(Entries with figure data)
>> Start

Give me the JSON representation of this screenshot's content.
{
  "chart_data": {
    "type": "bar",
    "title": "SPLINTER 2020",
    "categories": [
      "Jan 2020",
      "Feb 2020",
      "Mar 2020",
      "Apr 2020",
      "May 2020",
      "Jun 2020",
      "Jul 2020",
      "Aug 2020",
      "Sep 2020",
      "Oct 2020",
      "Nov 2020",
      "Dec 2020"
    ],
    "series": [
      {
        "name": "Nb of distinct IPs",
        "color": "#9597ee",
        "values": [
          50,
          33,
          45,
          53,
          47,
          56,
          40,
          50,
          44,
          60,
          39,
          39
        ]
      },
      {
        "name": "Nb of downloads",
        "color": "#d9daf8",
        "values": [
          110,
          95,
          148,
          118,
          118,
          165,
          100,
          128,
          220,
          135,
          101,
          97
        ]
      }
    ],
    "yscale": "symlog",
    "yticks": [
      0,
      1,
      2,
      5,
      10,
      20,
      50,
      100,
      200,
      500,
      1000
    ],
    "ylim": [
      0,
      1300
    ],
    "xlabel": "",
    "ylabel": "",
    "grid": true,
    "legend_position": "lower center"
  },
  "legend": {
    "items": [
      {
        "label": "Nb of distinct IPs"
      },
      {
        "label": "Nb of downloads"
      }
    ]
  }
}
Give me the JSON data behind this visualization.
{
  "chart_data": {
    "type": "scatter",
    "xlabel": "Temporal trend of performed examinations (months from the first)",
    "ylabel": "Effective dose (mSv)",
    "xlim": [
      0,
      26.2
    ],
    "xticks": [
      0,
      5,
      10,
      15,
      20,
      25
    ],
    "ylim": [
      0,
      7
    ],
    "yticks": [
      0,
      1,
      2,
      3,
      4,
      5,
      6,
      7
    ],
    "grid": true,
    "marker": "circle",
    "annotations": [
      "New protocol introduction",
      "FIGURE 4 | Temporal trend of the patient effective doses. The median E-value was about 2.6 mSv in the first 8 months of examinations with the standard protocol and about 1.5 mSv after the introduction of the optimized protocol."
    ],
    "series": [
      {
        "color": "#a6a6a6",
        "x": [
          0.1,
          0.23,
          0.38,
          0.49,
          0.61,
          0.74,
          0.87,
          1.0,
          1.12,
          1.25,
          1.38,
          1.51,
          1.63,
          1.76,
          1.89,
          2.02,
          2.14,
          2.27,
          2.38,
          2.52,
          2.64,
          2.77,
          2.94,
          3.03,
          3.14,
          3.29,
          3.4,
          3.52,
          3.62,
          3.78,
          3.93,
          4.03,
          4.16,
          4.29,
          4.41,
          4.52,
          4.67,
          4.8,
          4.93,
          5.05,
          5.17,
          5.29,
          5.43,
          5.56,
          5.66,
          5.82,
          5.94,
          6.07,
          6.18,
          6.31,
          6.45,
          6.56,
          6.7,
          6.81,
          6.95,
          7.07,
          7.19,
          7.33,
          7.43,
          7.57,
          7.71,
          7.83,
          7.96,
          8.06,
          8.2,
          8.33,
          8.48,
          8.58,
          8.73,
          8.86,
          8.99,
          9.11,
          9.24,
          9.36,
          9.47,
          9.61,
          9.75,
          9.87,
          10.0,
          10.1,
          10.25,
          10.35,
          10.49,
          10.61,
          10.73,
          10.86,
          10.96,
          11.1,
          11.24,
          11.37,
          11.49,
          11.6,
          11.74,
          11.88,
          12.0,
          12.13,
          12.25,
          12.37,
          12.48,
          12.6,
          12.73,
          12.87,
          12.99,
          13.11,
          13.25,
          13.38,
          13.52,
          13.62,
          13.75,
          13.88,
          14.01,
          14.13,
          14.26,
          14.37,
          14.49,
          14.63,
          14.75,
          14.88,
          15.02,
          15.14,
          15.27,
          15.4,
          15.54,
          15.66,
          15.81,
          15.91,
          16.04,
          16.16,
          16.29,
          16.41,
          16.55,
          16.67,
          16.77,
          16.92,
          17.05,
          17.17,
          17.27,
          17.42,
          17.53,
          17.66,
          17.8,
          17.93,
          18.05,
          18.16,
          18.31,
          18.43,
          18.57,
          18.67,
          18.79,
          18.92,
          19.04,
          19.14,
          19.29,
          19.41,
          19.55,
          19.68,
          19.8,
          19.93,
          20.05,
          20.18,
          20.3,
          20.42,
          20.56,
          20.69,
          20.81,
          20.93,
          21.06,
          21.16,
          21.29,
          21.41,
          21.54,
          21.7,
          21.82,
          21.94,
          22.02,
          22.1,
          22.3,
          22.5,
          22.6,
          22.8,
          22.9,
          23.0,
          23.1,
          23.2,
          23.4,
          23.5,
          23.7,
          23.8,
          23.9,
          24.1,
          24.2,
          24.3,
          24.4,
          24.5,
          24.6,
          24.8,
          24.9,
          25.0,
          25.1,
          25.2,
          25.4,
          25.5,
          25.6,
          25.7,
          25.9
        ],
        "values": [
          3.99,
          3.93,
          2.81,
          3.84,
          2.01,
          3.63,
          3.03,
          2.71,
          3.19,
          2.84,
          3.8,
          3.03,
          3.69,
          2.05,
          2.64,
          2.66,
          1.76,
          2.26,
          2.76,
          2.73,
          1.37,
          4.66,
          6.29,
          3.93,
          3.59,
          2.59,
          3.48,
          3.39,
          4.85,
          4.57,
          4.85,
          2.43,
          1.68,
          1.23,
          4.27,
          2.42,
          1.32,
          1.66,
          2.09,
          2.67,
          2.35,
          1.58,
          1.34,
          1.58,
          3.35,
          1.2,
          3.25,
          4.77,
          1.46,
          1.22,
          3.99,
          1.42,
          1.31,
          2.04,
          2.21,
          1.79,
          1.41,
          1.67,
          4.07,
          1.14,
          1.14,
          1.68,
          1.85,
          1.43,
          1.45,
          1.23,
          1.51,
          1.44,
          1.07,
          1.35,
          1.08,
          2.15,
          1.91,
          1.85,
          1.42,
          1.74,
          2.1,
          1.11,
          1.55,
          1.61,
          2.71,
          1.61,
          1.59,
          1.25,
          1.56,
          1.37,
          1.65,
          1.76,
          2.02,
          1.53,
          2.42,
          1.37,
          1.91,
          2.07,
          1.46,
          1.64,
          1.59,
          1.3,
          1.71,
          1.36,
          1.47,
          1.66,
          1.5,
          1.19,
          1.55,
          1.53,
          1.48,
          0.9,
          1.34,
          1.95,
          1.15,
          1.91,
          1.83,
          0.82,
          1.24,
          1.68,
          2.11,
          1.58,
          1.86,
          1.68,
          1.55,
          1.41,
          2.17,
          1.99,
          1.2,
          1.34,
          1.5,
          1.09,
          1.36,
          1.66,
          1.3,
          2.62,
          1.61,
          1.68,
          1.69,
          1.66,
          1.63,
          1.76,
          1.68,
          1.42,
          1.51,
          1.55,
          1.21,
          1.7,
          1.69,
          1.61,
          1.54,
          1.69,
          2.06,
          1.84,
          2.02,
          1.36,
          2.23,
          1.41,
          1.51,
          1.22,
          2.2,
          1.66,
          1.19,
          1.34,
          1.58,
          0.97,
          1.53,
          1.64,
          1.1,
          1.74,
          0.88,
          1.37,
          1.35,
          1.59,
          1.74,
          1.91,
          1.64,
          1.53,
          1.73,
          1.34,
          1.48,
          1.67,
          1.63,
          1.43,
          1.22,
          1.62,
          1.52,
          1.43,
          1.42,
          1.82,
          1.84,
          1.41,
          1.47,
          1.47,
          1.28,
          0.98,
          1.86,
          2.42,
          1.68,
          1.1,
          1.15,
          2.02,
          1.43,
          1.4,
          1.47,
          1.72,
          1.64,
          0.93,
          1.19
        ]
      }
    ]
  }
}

>> End

» **Task**
Search the preceding listing for "examinations" and extract every line where it is found.

» **Task result**
    "xlabel": "Temporal trend of performed examinations (months from the first)",
      "FIGURE 4 | Temporal trend of the patient effective doses. The median E-value was about 2.6 mSv in the first 8 months of examinations with the standard protocol and about 1.5 mSv after the introduction of the optimized protocol."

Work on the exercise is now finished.